(Stored data)
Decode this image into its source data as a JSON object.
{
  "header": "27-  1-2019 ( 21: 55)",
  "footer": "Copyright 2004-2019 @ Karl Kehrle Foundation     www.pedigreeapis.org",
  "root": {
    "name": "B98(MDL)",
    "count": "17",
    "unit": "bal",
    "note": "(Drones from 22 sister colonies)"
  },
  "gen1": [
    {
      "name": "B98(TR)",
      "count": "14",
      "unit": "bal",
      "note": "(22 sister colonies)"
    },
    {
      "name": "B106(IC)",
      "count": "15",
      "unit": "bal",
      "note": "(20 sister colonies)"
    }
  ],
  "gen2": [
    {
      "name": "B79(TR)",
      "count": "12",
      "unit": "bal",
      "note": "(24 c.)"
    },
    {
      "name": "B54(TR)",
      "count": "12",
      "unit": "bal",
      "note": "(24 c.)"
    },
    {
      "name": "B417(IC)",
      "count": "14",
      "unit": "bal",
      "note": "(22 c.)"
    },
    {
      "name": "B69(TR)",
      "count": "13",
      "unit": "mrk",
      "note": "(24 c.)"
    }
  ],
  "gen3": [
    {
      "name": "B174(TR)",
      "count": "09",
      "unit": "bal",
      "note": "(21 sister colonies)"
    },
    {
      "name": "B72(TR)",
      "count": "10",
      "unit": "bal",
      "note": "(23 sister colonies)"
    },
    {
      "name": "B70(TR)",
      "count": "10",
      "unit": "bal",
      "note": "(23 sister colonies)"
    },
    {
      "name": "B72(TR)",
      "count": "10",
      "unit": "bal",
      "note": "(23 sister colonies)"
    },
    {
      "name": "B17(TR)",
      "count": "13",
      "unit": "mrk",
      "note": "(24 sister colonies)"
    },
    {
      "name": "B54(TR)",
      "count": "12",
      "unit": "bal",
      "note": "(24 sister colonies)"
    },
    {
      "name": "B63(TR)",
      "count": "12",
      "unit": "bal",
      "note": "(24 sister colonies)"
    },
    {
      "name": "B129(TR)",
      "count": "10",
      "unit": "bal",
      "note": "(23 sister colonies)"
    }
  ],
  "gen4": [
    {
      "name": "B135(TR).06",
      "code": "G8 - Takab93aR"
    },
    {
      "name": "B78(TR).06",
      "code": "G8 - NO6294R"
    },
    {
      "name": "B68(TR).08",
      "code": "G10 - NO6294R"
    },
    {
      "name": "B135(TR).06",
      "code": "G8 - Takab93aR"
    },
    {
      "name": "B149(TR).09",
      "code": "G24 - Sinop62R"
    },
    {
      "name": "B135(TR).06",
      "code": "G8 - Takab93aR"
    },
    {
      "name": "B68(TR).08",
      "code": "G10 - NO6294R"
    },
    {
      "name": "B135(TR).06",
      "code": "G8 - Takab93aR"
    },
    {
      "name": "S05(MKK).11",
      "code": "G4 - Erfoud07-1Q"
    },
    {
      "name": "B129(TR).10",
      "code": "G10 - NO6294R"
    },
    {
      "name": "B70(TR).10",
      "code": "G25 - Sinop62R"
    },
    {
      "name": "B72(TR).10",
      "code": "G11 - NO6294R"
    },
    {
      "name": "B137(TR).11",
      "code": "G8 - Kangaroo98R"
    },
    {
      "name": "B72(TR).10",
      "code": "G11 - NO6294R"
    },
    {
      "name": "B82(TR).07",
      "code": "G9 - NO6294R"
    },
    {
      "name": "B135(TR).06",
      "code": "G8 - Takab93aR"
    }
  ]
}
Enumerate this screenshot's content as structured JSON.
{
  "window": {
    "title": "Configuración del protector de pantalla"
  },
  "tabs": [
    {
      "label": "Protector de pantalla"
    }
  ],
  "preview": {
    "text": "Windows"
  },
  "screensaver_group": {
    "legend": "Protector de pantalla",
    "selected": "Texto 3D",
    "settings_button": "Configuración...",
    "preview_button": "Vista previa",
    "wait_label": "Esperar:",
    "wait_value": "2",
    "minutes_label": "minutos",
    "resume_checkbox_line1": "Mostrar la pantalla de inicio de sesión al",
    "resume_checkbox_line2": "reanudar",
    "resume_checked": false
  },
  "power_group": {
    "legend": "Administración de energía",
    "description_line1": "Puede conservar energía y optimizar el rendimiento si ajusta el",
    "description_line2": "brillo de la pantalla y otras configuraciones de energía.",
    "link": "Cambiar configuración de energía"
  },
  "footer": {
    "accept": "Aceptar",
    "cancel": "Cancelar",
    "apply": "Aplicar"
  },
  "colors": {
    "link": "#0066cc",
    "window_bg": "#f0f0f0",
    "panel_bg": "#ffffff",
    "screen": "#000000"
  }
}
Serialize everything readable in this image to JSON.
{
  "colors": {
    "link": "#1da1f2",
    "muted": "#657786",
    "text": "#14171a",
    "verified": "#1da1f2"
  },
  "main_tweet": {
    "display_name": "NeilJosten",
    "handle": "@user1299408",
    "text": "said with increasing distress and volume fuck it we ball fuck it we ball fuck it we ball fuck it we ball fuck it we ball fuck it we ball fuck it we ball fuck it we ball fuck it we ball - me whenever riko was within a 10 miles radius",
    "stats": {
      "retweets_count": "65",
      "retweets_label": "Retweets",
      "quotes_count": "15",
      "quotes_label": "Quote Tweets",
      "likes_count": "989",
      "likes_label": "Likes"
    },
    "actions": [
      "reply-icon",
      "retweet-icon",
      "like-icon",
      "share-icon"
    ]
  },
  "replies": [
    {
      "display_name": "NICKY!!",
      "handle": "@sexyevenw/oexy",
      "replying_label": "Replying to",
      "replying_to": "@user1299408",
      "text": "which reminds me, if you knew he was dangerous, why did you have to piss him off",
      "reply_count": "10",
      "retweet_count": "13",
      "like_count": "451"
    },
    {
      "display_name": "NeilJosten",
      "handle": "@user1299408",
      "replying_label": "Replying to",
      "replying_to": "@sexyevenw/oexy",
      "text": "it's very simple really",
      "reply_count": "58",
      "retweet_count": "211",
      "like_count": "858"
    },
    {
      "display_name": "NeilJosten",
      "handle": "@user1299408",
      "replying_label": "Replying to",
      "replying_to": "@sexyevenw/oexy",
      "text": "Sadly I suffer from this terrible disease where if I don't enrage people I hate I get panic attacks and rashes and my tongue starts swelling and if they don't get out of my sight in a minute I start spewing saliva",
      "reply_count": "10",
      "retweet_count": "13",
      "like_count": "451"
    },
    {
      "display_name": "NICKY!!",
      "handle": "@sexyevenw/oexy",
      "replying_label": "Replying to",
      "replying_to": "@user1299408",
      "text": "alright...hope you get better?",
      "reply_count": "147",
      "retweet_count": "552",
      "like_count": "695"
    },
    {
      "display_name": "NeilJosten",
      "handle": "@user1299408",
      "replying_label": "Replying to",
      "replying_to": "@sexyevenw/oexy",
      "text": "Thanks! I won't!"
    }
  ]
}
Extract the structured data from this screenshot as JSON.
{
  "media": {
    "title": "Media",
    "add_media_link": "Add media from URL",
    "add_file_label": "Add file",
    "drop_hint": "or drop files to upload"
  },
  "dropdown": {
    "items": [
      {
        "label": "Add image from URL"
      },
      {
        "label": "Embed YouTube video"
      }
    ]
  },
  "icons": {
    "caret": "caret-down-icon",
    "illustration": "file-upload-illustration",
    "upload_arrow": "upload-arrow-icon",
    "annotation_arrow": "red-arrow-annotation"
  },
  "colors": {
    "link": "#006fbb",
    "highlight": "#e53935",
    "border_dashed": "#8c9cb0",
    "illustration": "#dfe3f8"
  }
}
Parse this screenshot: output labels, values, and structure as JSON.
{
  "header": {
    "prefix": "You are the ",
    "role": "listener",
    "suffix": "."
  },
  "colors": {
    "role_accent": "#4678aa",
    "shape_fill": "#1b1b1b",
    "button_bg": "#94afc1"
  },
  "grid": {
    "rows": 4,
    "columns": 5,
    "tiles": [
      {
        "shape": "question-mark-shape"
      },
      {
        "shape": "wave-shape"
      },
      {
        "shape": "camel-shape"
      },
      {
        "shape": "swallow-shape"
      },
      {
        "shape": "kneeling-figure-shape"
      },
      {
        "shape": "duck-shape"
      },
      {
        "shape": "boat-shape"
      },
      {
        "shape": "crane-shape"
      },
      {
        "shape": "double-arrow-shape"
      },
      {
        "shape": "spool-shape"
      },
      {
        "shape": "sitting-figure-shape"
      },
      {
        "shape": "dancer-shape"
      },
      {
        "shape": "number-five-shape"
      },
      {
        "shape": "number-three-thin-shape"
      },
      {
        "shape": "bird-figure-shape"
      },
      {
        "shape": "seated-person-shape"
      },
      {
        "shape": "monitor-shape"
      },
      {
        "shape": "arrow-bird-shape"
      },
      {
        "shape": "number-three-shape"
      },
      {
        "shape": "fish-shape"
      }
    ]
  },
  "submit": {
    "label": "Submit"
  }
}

Directions -> All lines from the one containing "Parse this screenshot: output" through the end of the records, both ends included, are to be quoted exactly; please add nothing else.

Response to the task ->
Parse this screenshot: output labels, values, and structure as JSON.
{
  "header": {
    "prefix": "You are the ",
    "role": "listener",
    "suffix": "."
  },
  "colors": {
    "role_accent": "#4678aa",
    "shape_fill": "#1b1b1b",
    "button_bg": "#94afc1"
  },
  "grid": {
    "rows": 4,
    "columns": 5,
    "tiles": [
      {
        "shape": "question-mark-shape"
      },
      {
        "shape": "wave-shape"
      },
      {
        "shape": "camel-shape"
      },
      {
        "shape": "swallow-shape"
      },
      {
        "shape": "kneeling-figure-shape"
      },
      {
        "shape": "duck-shape"
      },
      {
        "shape": "boat-shape"
      },
      {
        "shape": "crane-shape"
      },
      {
        "shape": "double-arrow-shape"
      },
      {
        "shape": "spool-shape"
      },
      {
        "shape": "sitting-figure-shape"
      },
      {
        "shape": "dancer-shape"
      },
      {
        "shape": "number-five-shape"
      },
      {
        "shape": "number-three-thin-shape"
      },
      {
        "shape": "bird-figure-shape"
      },
      {
        "shape": "seated-person-shape"
      },
      {
        "shape": "monitor-shape"
      },
      {
        "shape": "arrow-bird-shape"
      },
      {
        "shape": "number-three-shape"
      },
      {
        "shape": "fish-shape"
      }
    ]
  },
  "submit": {
    "label": "Submit"
  }
}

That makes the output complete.